====== Source extract

The following diagrams describe the first revision of the proposed P* and S2S architecture.  Note that file transfer flow goes from left to right. 

Figure 1 describes the initial plan for separating P* from S2S.

Figure 2 describes a refined proposal after talking to various P* vendors about their capabilities.  Common capabilities between P* vendors were incorporated into this revision.  Prior to this version, ISG had not considered the possibility of a cloud client that a customer could install themselves.  Discussions with ISG indicated that some internal P2S and S2P customers may not be comfortable with installing a new file transfer client on their servers, so an FTE-Cloud bridge server was introduced to allow those clients continued S2P and P2S transfers.  Discussions with the P2P cloud vendors indicated that their cloud client had post-transfer steps to ensure that files were cleanly handed off between the cloud client and MQ FTE.  ISG wanted to minimize as much as possible the number of folder watches in the new system as it was a significant cause of headaches under the old system.

IPT stands for Internet Pass Through.  It’s an IBM product that permits MQ messages to traverse a firewall.  The lack of IPT is what previously prevented ISG from offering MQ FTE transfer services to external customers.

Partway through the requirements process, ISG changed their service delivery model.  They realized that they were making a great deal of work for themselves by being in the integration business and wanted out.  Even with the elimination of the ICA and SFTP transfers, ISG was still on the hook for going to each customers location and figuring out such mundane details as file paths, file system permissions, OS users, OS user permissions, FTE agent updates, compounded with non-technical customers.  Obviously, all that configuration work slows down ISG and their customers.

To decrease this load and provide bright line boundaries of responsibility with their customers, ISG decided to move to a service model akin to the United States Postal Service. Under the “Mailbox Model”, ISG customers would come to a standardized integration point housed on ISG’s servers to drop off and retrieve their files instead of dropping off files on their own servers.  The distinction is subtle but significant.

Using ultralight Docker containers combined with a distributed file storage system were proposed as a way to support rapid, nay, automatic provisioning of new mailboxes. The Mailbox Model would move ISG from the integration business to the storage business.

============
====== Material shown

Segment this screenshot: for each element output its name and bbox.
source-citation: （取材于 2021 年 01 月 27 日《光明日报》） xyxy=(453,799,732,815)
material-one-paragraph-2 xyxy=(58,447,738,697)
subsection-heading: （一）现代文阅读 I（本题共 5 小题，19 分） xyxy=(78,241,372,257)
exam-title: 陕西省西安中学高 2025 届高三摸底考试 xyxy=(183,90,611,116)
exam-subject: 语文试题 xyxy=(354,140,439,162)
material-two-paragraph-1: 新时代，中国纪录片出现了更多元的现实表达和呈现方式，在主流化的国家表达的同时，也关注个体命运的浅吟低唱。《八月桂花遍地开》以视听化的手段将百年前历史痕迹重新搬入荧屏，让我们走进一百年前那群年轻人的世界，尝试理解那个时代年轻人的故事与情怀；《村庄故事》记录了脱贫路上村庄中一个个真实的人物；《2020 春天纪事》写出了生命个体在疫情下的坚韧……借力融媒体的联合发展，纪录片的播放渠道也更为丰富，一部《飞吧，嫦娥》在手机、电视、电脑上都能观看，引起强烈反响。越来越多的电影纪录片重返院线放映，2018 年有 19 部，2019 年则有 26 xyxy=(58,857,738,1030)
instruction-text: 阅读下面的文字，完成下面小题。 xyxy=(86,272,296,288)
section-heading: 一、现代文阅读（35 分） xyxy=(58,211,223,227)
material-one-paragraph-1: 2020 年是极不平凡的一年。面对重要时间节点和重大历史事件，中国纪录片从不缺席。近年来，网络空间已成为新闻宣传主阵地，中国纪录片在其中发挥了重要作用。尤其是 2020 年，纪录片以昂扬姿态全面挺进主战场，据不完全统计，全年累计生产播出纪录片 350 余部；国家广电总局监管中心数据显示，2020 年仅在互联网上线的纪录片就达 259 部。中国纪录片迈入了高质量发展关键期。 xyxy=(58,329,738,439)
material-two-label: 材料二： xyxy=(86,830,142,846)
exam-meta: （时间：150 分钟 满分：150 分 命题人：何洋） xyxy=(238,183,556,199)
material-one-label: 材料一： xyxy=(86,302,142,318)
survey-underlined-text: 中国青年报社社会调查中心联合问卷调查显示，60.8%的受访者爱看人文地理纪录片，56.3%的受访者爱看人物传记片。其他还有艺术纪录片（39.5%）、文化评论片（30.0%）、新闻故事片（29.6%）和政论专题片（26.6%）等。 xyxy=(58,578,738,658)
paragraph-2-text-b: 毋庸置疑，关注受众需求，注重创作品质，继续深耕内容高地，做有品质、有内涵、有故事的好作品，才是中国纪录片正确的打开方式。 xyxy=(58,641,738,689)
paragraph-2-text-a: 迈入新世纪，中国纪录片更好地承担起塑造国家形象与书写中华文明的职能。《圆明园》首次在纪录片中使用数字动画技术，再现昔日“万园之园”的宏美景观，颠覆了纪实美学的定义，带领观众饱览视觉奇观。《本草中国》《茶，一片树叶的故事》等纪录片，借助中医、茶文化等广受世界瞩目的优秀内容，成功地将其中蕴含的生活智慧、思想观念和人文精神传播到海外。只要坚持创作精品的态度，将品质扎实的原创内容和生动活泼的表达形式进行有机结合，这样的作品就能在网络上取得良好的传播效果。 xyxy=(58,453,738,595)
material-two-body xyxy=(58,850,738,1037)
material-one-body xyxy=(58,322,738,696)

============

• Your tasks
#1 From the passage on the proposed P* and S2S file transfer architecture, write out the section that opens with the words containing "IPT stands for" and closes with "and their customers.".
#2 Write what comes next in the passage on the proposed P* and S2S file transfer architecture, picking up right after its final sentence.

• Expected responses
#1
IPT stands for Internet Pass Through.  It’s an IBM product that permits MQ messages to traverse a firewall.  The lack of IPT is what previously prevented ISG from offering MQ FTE transfer services to external customers.

Partway through the requirements process, ISG changed their service delivery model.  They realized that they were making a great deal of work for themselves by being in the integration business and wanted out.  Even with the elimination of the ICA and SFTP transfers, ISG was still on the hook for going to each customers location and figuring out such mundane details as file paths, file system permissions, OS users, OS user permissions, FTE agent updates, compounded with non-technical customers.  Obviously, all that configuration work slows down ISG and their customers.

#2
Without reference to possible implementations using Docker, Figure 3 describes the general pattern for file flow under the Mailbox Model.  Clients connect over whatever protocol they have chosen and deposit their files.  After dropping a trigger file to signal they are finished, the MFT agent then transfers the files to the destination agent.  If the source and destination message stores happen to reside on the same Docker host along with the MFT server, then all transfers are basically in-memory and extremely fast.

ISG envisioned that customers would go to a website, authenticate themselves, specify the endpoint protocols they wanted, click “Build It” and in a few minutes have IPs, ports and credentials for their transfers. With this website in mind, optimizing transfers between message stores becomes easy since the source and destination Message Stores could be collocated on the same Docker host. Figure 4 roughly describes how this kind of optimization might look.

The Protocol Adapter described in Figures 3, 4 & 5 is the integration point to the customer and represents the ability to “speak” whatever protocol ISG supports and the customer chooses.  Because they can be automatically provisioned, ISG was comfortable with reintroducing SFTP support along with NFS, SMB, or FTE. 

A sister group to ISG would have implemented the Docker cloud and the above proposals would be adapted the infrastructure that they could provide.

Unaddressed Issues

These diagrams do not address how the P* cloud would integrate with the Mailbox Model Message Stores, only that they should.